[begin INPUT]
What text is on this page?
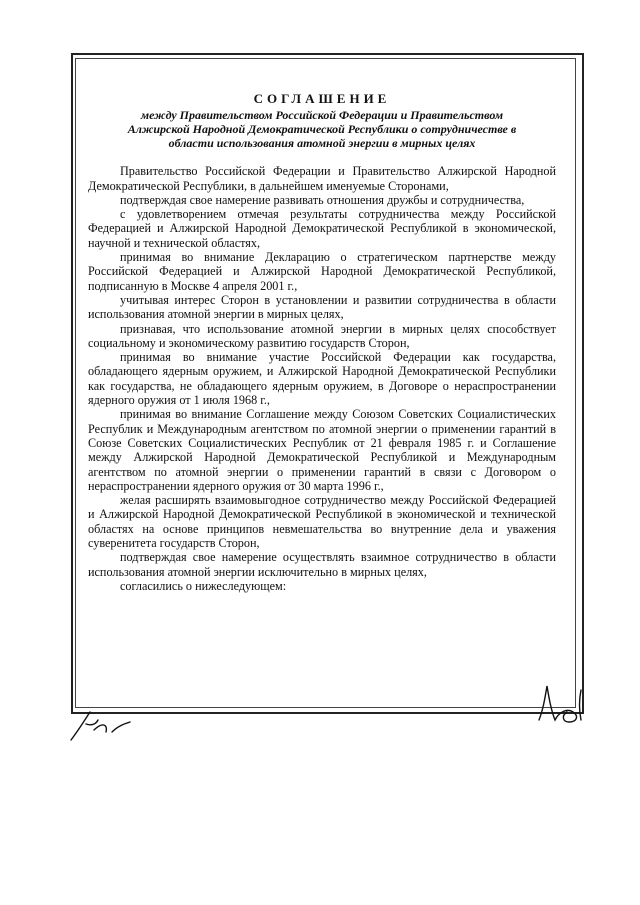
СОГЛАШЕНИЕ
между Правительством Российской Федерации и Правительством
Алжирской Народной Демократической Республики о сотрудничестве в
области использования атомной энергии в мирных целях

Правительство Российской Федерации и Правительство Алжирской Народной Демократической Республики, в дальнейшем именуемые Сторонами,

подтверждая свое намерение развивать отношения дружбы и сотрудничества,

с удовлетворением отмечая результаты сотрудничества между Российской Федерацией и Алжирской Народной Демократической Республикой в экономической, научной и технической областях,

принимая во внимание Декларацию о стратегическом партнерстве между Российской Федерацией и Алжирской Народной Демократической Республикой, подписанную в Москве 4 апреля 2001 г.,

учитывая интерес Сторон в установлении и развитии сотрудничества в области использования атомной энергии в мирных целях,

признавая, что использование атомной энергии в мирных целях способствует социальному и экономическому развитию государств Сторон,

принимая во внимание участие Российской Федерации как государства, обладающего ядерным оружием, и Алжирской Народной Демократической Республики как государства, не обладающего ядерным оружием, в Договоре о нераспространении ядерного оружия от 1 июля 1968 г.,

принимая во внимание Соглашение между Союзом Советских Социалистических Республик и Международным агентством по атомной энергии о применении гарантий в Союзе Советских Социалистических Республик от 21 февраля 1985 г. и Соглашение между Алжирской Народной Демократической Республикой и Международным агентством по атомной энергии о применении гарантий в связи с Договором о нераспространении ядерного оружия от 30 марта 1996 г.,

желая расширять взаимовыгодное сотрудничество между Российской Федерацией и Алжирской Народной Демократической Республикой в экономической и технической областях на основе принципов невмешательства во внутренние дела и уважения суверенитета государств Сторон,

подтверждая свое намерение осуществлять взаимное сотрудничество в области использования атомной энергии исключительно в мирных целях,

согласились о нижеследующем:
[end INPUT]
Which lines contain the word "свое"? Copy each of them.

OUTPUT FOR THIS EXERCISE:
подтверждая свое намерение развивать отношения дружбы и сотрудничества,
подтверждая свое намерение осуществлять взаимное сотрудничество в области использования атомной энергии исключительно в мирных целях,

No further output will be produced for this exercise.